_DATA SHOWN_
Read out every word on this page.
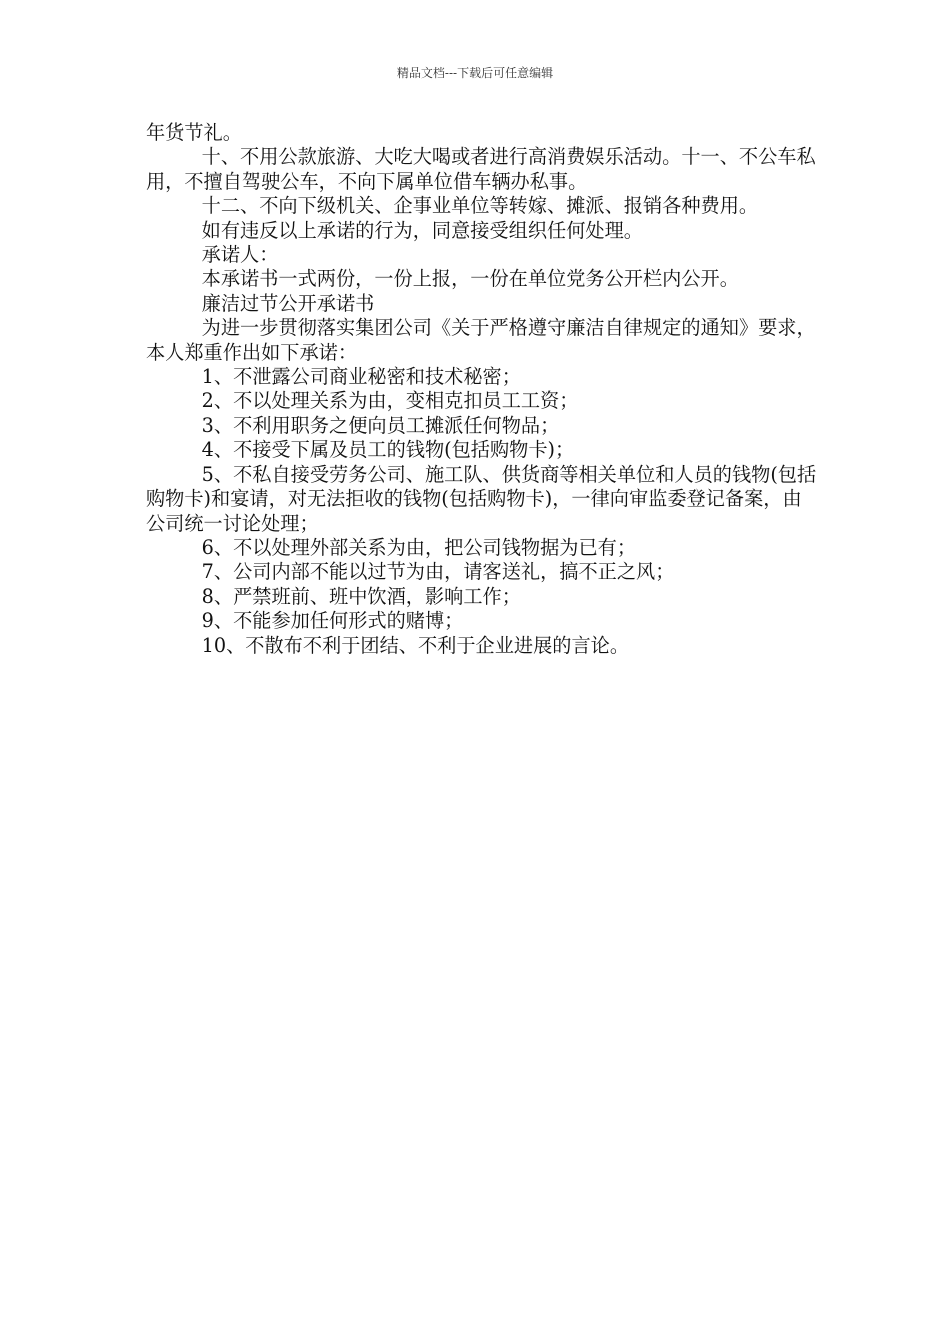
精品文档---下载后可任意编辑

年货节礼。

十、不用公款旅游、大吃大喝或者进行高消费娱乐活动。十一、不公车私用，不擅自驾驶公车，不向下属单位借车辆办私事。

十二、不向下级机关、企事业单位等转嫁、摊派、报销各种费用。

如有违反以上承诺的行为，同意接受组织任何处理。

承诺人：

本承诺书一式两份，一份上报，一份在单位党务公开栏内公开。

廉洁过节公开承诺书

为进一步贯彻落实集团公司《关于严格遵守廉洁自律规定的通知》要求，本人郑重作出如下承诺：

1、不泄露公司商业秘密和技术秘密；

2、不以处理关系为由，变相克扣员工工资；

3、不利用职务之便向员工摊派任何物品；

4、不接受下属及员工的钱物(包括购物卡)；

5、不私自接受劳务公司、施工队、供货商等相关单位和人员的钱物(包括购物卡)和宴请，对无法拒收的钱物(包括购物卡)，一律向审监委登记备案，由公司统一讨论处理；

6、不以处理外部关系为由，把公司钱物据为已有；

7、公司内部不能以过节为由，请客送礼，搞不正之风；

8、严禁班前、班中饮酒，影响工作；

9、不能参加任何形式的赌博；

10、不散布不利于团结、不利于企业进展的言论。
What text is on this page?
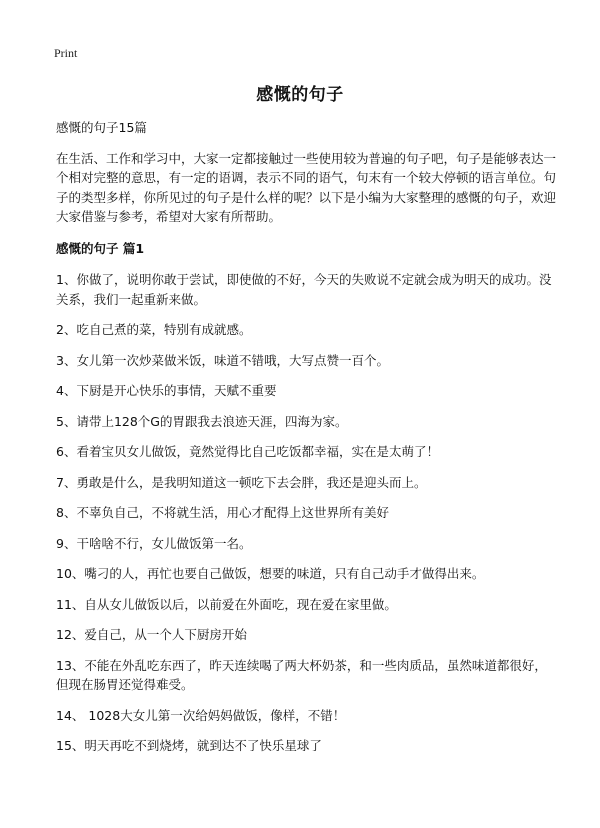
Print
感慨的句子

感慨的句子15篇

在生活、工作和学习中，大家一定都接触过一些使用较为普遍的句子吧，句子是能够表达一个相对完整的意思，有一定的语调，表示不同的语气，句末有一个较大停顿的语言单位。句子的类型多样，你所见过的句子是什么样的呢？以下是小编为大家整理的感慨的句子，欢迎大家借鉴与参考，希望对大家有所帮助。

感慨的句子 篇1

1、你做了，说明你敢于尝试，即使做的不好，今天的失败说不定就会成为明天的成功。没关系，我们一起重新来做。

2、吃自己煮的菜，特别有成就感。

3、女儿第一次炒菜做米饭，味道不错哦，大写点赞一百个。

4、下厨是开心快乐的事情，天赋不重要

5、请带上128个G的胃跟我去浪迹天涯，四海为家。

6、看着宝贝女儿做饭，竟然觉得比自己吃饭都幸福，实在是太萌了！

7、勇敢是什么，是我明知道这一顿吃下去会胖，我还是迎头而上。

8、不辜负自己，不将就生活，用心才配得上这世界所有美好

9、干啥啥不行，女儿做饭第一名。

10、嘴刁的人，再忙也要自己做饭，想要的味道，只有自己动手才做得出来。

11、自从女儿做饭以后，以前爱在外面吃，现在爱在家里做。

12、爱自己，从一个人下厨房开始

13、不能在外乱吃东西了，昨天连续喝了两大杯奶茶，和一些肉质品，虽然味道都很好，但现在肠胃还觉得难受。

14、 1028大女儿第一次给妈妈做饭，像样，不错！

15、明天再吃不到烧烤，就到达不了快乐星球了
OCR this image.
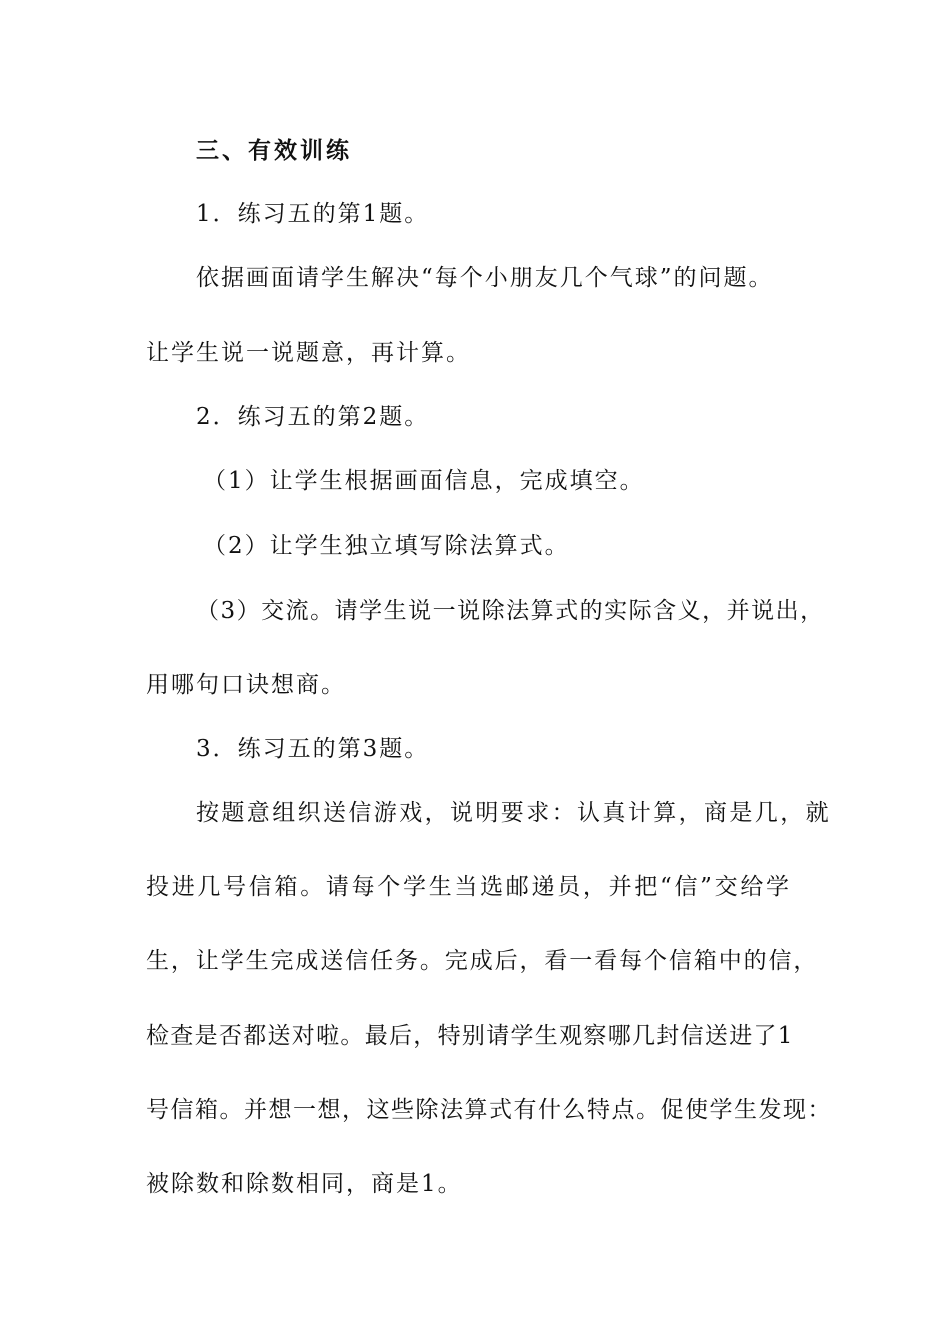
三、有效训练
1．练习五的第1题。
依据画面请学生解决“每个小朋友几个气球”的问题。
让学生说一说题意，再计算。
2．练习五的第2题。
（1）让学生根据画面信息，完成填空。
（2）让学生独立填写除法算式。
（3）交流。请学生说一说除法算式的实际含义，并说出，
用哪句口诀想商。
3．练习五的第3题。
按题意组织送信游戏，说明要求：认真计算，商是几，就
投进几号信箱。请每个学生当选邮递员，并把“信”交给学
生，让学生完成送信任务。完成后，看一看每个信箱中的信，
检查是否都送对啦。最后，特别请学生观察哪几封信送进了1
号信箱。并想一想，这些除法算式有什么特点。促使学生发现：
被除数和除数相同，商是1。
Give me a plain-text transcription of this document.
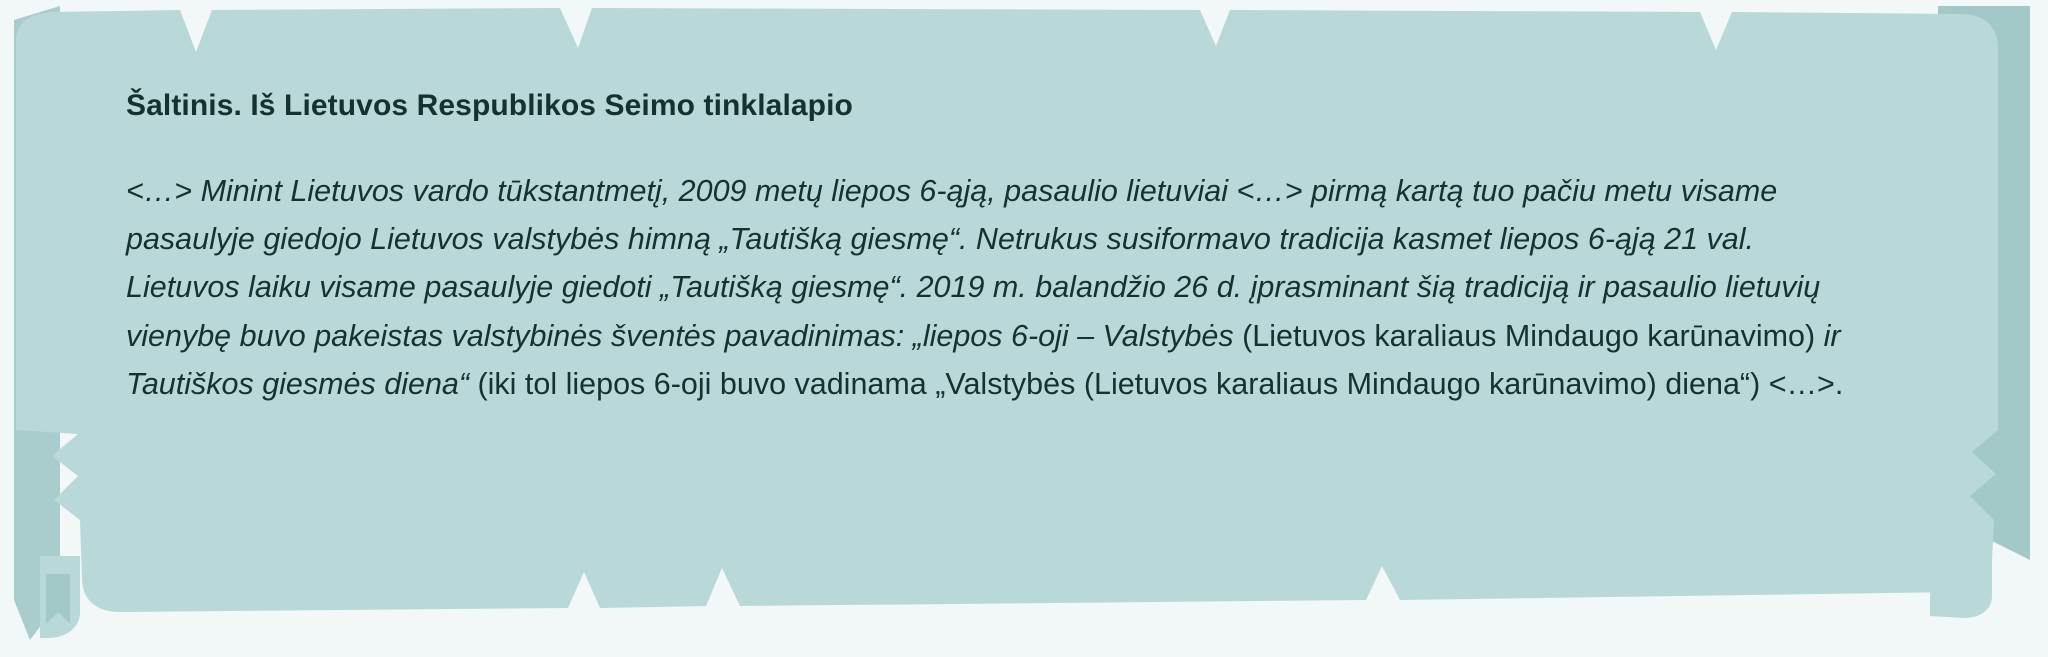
Šaltinis. Iš Lietuvos Respublikos Seimo tinklalapio

<…> Minint Lietuvos vardo tūkstantmetį, 2009 metų liepos 6-ąją, pasaulio lietuviai <…> pirmą kartą tuo pačiu metu visame pasaulyje giedojo Lietuvos valstybės himną „Tautišką giesmę“. Netrukus susiformavo tradicija kasmet liepos 6-ąją 21 val. Lietuvos laiku visame pasaulyje giedoti „Tautišką giesmę“. 2019 m. balandžio 26 d. įprasminant šią tradiciją ir pasaulio lietuvių vienybę buvo pakeistas valstybinės šventės pavadinimas: „liepos 6-oji – Valstybės (Lietuvos karaliaus Mindaugo karūnavimo) ir Tautiškos giesmės diena“ (iki tol liepos 6-oji buvo vadinama „Valstybės (Lietuvos karaliaus Mindaugo karūnavimo) diena“) <…>.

_WHAT IS BEING ASKED_
Across the records above, count the lines holding "Lietuvos" and reply with that number alone.

_RIGHT ANSWER_
2